Requirement:
A verbatim copy of the entries is the required answer.

Input:
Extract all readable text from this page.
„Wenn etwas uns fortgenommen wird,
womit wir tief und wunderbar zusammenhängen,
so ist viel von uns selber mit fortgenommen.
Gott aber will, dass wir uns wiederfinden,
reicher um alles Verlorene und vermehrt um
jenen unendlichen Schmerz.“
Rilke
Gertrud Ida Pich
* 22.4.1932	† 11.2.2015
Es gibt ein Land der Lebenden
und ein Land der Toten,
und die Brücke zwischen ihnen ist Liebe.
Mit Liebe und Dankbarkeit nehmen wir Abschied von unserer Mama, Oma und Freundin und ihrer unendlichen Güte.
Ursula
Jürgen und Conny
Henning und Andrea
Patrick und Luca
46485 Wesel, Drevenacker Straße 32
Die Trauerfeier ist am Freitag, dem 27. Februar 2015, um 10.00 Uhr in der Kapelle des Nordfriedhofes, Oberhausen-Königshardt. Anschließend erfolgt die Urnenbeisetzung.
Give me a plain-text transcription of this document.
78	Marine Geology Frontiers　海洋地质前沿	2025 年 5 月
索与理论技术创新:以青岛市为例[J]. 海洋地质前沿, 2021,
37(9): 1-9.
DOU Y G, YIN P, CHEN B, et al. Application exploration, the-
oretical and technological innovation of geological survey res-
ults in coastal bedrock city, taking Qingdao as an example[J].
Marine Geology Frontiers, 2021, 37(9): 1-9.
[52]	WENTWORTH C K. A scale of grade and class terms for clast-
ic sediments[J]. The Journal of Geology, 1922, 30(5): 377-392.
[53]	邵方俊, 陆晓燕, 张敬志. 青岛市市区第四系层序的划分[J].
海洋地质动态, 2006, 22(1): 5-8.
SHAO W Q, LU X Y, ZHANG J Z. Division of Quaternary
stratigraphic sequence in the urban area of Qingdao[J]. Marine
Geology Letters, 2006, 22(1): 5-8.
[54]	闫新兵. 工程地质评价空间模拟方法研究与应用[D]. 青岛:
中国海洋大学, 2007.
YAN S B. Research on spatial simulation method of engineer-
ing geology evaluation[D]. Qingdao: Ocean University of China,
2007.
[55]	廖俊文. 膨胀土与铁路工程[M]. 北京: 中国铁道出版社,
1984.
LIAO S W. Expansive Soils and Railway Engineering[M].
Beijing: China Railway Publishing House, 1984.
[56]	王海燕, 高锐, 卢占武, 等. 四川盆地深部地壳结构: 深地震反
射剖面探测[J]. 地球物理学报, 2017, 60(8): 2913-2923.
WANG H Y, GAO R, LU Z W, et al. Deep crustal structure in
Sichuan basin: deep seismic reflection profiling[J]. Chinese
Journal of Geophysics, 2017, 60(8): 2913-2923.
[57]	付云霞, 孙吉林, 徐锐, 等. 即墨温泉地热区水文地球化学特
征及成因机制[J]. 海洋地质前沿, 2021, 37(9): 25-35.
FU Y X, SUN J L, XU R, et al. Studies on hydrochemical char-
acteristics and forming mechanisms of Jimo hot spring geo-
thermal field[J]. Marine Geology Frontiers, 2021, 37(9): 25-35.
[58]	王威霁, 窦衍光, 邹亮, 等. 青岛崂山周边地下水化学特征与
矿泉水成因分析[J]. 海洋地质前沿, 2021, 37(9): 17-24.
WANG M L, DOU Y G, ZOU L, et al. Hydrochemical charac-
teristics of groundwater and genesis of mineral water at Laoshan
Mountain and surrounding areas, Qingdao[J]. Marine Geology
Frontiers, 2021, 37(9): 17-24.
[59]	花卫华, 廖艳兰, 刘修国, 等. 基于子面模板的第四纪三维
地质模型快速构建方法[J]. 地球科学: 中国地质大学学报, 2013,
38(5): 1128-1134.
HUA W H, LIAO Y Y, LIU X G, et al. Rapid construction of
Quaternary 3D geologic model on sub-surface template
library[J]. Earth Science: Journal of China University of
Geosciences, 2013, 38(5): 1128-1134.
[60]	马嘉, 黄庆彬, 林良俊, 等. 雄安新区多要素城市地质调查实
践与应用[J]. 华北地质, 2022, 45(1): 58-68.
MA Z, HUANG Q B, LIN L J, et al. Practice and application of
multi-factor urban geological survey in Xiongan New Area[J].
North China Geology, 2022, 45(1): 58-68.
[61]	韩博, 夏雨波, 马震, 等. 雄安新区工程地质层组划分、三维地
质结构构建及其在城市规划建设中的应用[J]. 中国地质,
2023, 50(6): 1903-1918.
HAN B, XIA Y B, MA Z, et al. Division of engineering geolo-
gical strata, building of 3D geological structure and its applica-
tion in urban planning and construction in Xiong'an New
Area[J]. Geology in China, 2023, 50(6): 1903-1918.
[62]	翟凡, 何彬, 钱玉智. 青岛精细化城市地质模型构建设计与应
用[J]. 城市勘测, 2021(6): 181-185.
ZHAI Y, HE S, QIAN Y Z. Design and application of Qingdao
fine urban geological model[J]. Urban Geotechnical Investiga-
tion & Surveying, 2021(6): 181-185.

Exercise response:
Extract all readable text from this page.
„Wenn etwas uns fortgenommen wird,
womit wir tief und wunderbar zusammenhängen,
so ist viel von uns selber mit fortgenommen.
Gott aber will, dass wir uns wiederfinden,
reicher um alles Verlorene und vermehrt um
jenen unendlichen Schmerz.“
Rilke
Gertrud Ida Pich
* 22.4.1932	† 11.2.2015
Es gibt ein Land der Lebenden
und ein Land der Toten,
und die Brücke zwischen ihnen ist Liebe.
Mit Liebe und Dankbarkeit nehmen wir Abschied von unserer Mama, Oma und Freundin und ihrer unendlichen Güte.
Ursula
Jürgen und Conny
Henning und Andrea
Patrick und Luca
46485 Wesel, Drevenacker Straße 32
Die Trauerfeier ist am Freitag, dem 27. Februar 2015, um 10.00 Uhr in der Kapelle des Nordfriedhofes, Oberhausen-Königshardt. Anschließend erfolgt die Urnenbeisetzung.
Give me a plain-text transcription of this document.
78	Marine Geology Frontiers　海洋地质前沿	2025 年 5 月
索与理论技术创新:以青岛市为例[J]. 海洋地质前沿, 2021,
37(9): 1-9.
DOU Y G, YIN P, CHEN B, et al. Application exploration, the-
oretical and technological innovation of geological survey res-
ults in coastal bedrock city, taking Qingdao as an example[J].
Marine Geology Frontiers, 2021, 37(9): 1-9.
[52]	WENTWORTH C K. A scale of grade and class terms for clast-
ic sediments[J]. The Journal of Geology, 1922, 30(5): 377-392.
[53]	邵方俊, 陆晓燕, 张敬志. 青岛市市区第四系层序的划分[J].
海洋地质动态, 2006, 22(1): 5-8.
SHAO W Q, LU X Y, ZHANG J Z. Division of Quaternary
stratigraphic sequence in the urban area of Qingdao[J]. Marine
Geology Letters, 2006, 22(1): 5-8.
[54]	闫新兵. 工程地质评价空间模拟方法研究与应用[D]. 青岛:
中国海洋大学, 2007.
YAN S B. Research on spatial simulation method of engineer-
ing geology evaluation[D]. Qingdao: Ocean University of China,
2007.
[55]	廖俊文. 膨胀土与铁路工程[M]. 北京: 中国铁道出版社,
1984.
LIAO S W. Expansive Soils and Railway Engineering[M].
Beijing: China Railway Publishing House, 1984.
[56]	王海燕, 高锐, 卢占武, 等. 四川盆地深部地壳结构: 深地震反
射剖面探测[J]. 地球物理学报, 2017, 60(8): 2913-2923.
WANG H Y, GAO R, LU Z W, et al. Deep crustal structure in
Sichuan basin: deep seismic reflection profiling[J]. Chinese
Journal of Geophysics, 2017, 60(8): 2913-2923.
[57]	付云霞, 孙吉林, 徐锐, 等. 即墨温泉地热区水文地球化学特
征及成因机制[J]. 海洋地质前沿, 2021, 37(9): 25-35.
FU Y X, SUN J L, XU R, et al. Studies on hydrochemical char-
acteristics and forming mechanisms of Jimo hot spring geo-
thermal field[J]. Marine Geology Frontiers, 2021, 37(9): 25-35.
[58]	王威霁, 窦衍光, 邹亮, 等. 青岛崂山周边地下水化学特征与
矿泉水成因分析[J]. 海洋地质前沿, 2021, 37(9): 17-24.
WANG M L, DOU Y G, ZOU L, et al. Hydrochemical charac-
teristics of groundwater and genesis of mineral water at Laoshan
Mountain and surrounding areas, Qingdao[J]. Marine Geology
Frontiers, 2021, 37(9): 17-24.
[59]	花卫华, 廖艳兰, 刘修国, 等. 基于子面模板的第四纪三维
地质模型快速构建方法[J]. 地球科学: 中国地质大学学报, 2013,
38(5): 1128-1134.
HUA W H, LIAO Y Y, LIU X G, et al. Rapid construction of
Quaternary 3D geologic model on sub-surface template
library[J]. Earth Science: Journal of China University of
Geosciences, 2013, 38(5): 1128-1134.
[60]	马嘉, 黄庆彬, 林良俊, 等. 雄安新区多要素城市地质调查实
践与应用[J]. 华北地质, 2022, 45(1): 58-68.
MA Z, HUANG Q B, LIN L J, et al. Practice and application of
multi-factor urban geological survey in Xiongan New Area[J].
North China Geology, 2022, 45(1): 58-68.
[61]	韩博, 夏雨波, 马震, 等. 雄安新区工程地质层组划分、三维地
质结构构建及其在城市规划建设中的应用[J]. 中国地质,
2023, 50(6): 1903-1918.
HAN B, XIA Y B, MA Z, et al. Division of engineering geolo-
gical strata, building of 3D geological structure and its applica-
tion in urban planning and construction in Xiong'an New
Area[J]. Geology in China, 2023, 50(6): 1903-1918.
[62]	翟凡, 何彬, 钱玉智. 青岛精细化城市地质模型构建设计与应
用[J]. 城市勘测, 2021(6): 181-185.
ZHAI Y, HE S, QIAN Y Z. Design and application of Qingdao
fine urban geological model[J]. Urban Geotechnical Investiga-
tion & Surveying, 2021(6): 181-185.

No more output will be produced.